◆ **Exercise**
Reproduce the lines beginning with the one that contains "Segment this screenshot: for" and running through the one that contains "chart-legend: Mostly onsite", keeping every character unchanged.

[Item position entries]
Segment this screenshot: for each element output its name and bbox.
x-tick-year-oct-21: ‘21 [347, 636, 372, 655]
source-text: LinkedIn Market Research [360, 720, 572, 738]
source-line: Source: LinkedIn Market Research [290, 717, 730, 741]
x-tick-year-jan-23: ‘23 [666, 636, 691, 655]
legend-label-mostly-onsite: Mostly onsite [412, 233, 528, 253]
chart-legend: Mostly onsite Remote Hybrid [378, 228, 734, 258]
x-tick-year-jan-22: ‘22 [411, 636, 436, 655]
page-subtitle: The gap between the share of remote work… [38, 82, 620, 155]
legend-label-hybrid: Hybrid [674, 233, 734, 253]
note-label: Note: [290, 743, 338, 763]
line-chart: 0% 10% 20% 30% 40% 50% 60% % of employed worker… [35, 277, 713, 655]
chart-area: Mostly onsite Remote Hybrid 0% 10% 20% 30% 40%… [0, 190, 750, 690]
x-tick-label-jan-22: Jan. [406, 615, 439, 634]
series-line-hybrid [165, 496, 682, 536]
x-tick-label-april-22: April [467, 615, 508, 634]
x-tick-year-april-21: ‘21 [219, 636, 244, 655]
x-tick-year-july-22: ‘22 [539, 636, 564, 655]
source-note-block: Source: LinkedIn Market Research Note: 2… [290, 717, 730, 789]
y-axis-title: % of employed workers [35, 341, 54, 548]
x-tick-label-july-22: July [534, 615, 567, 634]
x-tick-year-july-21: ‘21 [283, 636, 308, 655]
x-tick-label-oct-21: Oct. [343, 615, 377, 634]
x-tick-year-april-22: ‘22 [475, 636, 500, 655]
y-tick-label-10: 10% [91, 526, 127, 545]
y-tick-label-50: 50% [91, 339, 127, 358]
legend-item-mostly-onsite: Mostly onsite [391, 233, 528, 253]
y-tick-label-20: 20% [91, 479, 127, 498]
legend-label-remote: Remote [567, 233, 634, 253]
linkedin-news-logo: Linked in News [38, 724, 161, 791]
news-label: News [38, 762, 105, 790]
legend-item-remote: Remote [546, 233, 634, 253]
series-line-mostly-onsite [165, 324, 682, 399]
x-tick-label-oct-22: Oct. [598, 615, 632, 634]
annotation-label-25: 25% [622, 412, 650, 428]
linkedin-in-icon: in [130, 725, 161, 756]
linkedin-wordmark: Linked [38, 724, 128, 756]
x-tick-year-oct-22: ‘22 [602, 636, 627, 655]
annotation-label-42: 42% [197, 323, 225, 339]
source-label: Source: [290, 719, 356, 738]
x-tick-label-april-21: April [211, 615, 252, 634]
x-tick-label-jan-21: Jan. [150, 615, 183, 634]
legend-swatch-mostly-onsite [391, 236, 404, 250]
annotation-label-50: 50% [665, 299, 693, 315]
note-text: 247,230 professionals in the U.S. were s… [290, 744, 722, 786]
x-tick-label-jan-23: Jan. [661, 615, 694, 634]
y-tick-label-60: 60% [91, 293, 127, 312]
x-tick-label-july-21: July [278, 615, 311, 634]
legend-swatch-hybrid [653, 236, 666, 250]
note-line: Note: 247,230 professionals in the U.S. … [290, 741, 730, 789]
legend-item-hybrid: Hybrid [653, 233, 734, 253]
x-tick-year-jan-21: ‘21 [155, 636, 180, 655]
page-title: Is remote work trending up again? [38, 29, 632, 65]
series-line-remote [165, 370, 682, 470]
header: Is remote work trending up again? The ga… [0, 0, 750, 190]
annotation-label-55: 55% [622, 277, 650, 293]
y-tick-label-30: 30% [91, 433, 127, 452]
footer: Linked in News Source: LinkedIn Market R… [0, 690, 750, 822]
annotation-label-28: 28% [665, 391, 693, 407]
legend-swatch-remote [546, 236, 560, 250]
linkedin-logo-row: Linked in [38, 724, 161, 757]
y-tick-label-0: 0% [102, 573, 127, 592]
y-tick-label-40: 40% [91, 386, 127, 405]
...
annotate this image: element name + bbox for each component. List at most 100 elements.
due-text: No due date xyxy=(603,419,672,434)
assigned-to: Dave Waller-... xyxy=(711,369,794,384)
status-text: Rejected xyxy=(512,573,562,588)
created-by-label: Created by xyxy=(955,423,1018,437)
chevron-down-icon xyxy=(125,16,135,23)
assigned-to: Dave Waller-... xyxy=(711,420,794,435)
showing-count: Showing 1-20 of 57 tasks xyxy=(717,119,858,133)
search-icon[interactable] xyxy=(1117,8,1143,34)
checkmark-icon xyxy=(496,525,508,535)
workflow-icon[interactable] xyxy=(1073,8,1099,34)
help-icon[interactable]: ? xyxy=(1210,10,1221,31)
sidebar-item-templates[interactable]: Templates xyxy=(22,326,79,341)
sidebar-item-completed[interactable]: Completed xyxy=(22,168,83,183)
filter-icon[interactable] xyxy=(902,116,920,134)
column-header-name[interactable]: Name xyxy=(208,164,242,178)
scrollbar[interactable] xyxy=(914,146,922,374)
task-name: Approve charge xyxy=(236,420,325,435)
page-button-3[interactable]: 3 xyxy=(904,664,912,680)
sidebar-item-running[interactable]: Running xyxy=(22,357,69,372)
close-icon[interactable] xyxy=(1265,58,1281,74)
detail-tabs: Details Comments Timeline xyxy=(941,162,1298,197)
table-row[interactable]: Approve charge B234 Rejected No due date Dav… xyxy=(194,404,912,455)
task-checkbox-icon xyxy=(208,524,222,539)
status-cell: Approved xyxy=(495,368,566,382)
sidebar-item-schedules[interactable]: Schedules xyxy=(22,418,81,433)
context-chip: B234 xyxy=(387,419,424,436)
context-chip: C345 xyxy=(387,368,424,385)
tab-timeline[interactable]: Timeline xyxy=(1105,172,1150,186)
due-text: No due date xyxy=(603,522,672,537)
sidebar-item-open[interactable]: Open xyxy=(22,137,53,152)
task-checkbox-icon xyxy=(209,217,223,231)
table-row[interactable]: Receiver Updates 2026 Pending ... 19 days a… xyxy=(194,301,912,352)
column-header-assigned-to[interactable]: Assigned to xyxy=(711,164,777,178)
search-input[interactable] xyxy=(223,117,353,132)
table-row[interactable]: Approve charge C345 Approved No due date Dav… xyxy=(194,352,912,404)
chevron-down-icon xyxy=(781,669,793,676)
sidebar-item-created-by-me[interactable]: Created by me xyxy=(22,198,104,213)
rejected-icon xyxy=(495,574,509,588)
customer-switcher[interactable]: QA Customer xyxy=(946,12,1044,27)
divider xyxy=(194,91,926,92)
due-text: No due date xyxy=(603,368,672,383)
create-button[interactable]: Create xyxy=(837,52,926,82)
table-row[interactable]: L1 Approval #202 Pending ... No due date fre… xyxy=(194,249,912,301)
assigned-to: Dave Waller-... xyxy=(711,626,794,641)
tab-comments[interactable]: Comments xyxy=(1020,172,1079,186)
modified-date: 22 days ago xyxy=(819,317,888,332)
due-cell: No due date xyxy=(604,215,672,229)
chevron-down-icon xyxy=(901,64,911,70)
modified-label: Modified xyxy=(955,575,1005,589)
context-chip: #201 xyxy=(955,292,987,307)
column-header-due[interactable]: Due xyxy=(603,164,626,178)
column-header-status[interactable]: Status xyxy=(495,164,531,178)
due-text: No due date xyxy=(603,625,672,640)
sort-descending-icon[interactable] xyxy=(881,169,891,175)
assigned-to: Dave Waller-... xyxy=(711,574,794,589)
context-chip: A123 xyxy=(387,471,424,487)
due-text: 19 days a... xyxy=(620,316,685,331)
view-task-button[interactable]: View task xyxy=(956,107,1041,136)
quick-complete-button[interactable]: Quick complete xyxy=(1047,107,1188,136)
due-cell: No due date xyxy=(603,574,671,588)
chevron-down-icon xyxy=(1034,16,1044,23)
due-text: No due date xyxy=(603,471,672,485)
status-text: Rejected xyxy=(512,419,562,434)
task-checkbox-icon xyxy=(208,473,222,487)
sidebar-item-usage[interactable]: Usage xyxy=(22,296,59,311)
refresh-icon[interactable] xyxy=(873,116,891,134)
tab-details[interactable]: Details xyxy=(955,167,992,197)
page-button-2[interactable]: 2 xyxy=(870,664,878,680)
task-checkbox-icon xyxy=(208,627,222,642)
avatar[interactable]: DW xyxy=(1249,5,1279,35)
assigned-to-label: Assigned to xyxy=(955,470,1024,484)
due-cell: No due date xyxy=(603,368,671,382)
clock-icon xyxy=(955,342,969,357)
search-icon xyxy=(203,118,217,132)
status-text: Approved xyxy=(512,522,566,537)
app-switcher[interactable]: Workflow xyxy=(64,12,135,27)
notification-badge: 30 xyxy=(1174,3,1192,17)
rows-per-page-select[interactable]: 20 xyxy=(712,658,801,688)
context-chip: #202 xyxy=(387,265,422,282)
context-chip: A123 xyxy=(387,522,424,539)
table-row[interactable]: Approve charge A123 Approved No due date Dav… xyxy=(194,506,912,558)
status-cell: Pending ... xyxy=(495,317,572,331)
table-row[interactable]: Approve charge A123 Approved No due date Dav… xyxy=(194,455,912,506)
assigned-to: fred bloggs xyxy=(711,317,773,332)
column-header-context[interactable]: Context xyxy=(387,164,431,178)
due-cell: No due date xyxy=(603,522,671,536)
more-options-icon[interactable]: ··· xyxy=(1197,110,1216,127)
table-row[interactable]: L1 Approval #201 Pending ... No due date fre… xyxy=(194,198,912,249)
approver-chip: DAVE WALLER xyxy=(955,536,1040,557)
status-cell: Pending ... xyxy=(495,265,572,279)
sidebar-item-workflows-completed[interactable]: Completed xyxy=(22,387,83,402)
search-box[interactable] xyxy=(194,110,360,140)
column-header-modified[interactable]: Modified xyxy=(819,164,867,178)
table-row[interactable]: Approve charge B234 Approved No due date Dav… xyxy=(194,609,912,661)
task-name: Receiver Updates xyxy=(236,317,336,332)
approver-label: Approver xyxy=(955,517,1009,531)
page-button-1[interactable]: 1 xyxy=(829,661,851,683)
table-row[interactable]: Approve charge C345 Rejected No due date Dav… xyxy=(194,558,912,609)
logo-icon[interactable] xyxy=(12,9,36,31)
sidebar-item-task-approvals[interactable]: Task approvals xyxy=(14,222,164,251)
...
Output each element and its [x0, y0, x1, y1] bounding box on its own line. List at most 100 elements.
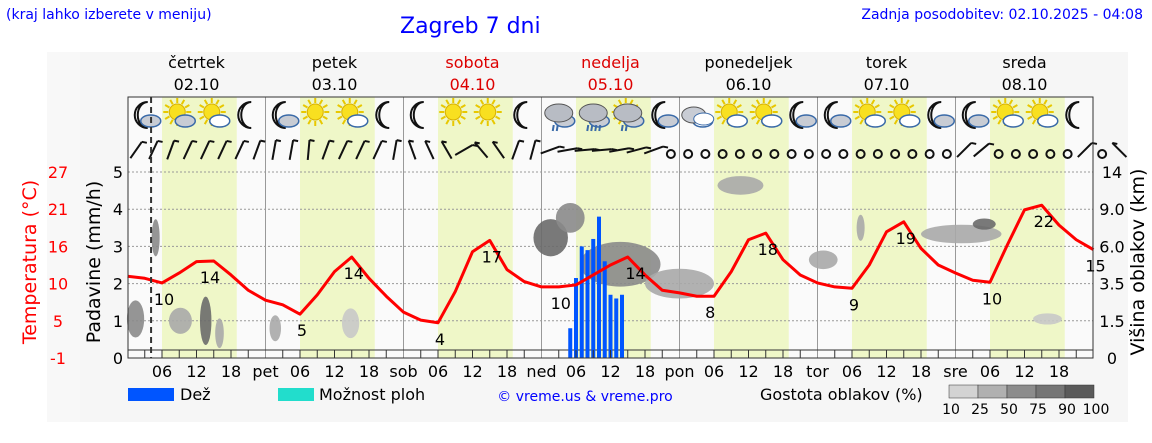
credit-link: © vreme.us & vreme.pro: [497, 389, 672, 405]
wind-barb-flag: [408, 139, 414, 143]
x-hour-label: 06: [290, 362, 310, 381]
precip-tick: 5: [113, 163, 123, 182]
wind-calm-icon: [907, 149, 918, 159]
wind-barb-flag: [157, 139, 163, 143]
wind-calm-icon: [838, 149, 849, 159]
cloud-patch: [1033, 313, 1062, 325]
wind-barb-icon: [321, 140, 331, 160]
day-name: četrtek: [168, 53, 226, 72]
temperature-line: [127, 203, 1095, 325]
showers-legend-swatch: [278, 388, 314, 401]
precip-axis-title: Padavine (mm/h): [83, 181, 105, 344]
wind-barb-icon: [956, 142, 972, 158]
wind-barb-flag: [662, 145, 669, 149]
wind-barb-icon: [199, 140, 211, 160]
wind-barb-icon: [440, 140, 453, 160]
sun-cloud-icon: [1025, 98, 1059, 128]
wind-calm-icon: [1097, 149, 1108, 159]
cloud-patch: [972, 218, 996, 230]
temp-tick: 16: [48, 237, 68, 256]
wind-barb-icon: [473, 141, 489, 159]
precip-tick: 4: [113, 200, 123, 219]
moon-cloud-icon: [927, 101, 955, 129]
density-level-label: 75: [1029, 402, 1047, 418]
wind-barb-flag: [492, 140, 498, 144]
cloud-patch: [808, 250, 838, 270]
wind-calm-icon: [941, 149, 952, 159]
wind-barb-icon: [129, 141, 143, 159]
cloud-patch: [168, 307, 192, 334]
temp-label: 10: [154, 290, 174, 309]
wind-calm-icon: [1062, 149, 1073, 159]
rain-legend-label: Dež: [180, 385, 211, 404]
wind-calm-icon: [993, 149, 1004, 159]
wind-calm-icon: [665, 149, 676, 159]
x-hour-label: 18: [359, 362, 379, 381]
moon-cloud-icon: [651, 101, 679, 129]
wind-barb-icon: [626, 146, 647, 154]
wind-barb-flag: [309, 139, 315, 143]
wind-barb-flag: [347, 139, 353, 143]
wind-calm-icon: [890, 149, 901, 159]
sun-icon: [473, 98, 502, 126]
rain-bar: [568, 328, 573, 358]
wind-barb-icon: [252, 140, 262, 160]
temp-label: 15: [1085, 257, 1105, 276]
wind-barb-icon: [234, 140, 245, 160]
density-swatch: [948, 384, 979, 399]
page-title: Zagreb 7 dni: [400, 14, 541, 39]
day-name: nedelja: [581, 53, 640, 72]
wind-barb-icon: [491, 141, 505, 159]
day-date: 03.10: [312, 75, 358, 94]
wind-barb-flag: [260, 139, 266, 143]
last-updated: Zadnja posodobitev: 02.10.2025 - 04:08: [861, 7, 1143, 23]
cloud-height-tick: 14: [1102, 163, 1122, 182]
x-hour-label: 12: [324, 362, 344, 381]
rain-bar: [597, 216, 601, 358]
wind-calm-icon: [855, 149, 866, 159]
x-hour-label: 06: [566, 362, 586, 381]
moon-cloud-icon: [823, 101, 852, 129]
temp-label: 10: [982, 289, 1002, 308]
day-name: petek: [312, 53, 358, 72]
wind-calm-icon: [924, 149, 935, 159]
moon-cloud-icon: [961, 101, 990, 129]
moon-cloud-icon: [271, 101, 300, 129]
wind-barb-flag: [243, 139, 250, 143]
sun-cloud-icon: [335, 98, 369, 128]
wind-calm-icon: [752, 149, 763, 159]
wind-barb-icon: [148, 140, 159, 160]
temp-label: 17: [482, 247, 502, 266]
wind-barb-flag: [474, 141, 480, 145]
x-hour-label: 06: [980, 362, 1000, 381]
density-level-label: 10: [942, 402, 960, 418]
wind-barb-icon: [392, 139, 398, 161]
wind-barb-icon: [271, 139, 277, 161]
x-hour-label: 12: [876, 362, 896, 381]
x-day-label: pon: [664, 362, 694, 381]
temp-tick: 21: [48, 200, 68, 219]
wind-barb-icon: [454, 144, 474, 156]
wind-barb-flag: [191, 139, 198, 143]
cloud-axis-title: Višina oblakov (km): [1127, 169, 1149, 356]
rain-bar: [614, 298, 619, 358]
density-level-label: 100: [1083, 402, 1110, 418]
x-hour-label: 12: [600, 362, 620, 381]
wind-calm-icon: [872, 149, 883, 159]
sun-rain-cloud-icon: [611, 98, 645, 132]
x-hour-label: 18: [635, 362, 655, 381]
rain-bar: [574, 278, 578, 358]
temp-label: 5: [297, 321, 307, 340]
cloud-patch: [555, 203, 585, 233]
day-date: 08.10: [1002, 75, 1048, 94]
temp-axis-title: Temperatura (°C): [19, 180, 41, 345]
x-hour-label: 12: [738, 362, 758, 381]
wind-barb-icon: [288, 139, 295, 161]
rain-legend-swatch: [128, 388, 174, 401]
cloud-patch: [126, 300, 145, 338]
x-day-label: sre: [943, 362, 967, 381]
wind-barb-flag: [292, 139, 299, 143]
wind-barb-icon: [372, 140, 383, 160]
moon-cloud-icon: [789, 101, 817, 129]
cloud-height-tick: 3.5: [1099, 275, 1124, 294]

◆ **Response to this task**
Segment this screenshot: for each element output its name and bbox.
x-tick-year-oct-21: ‘21 [347, 636, 372, 655]
source-text: LinkedIn Market Research [360, 720, 572, 738]
source-line: Source: LinkedIn Market Research [290, 717, 730, 741]
x-tick-year-jan-23: ‘23 [666, 636, 691, 655]
legend-label-mostly-onsite: Mostly onsite [412, 233, 528, 253]
chart-legend: Mostly onsite Remote Hybrid [378, 228, 734, 258]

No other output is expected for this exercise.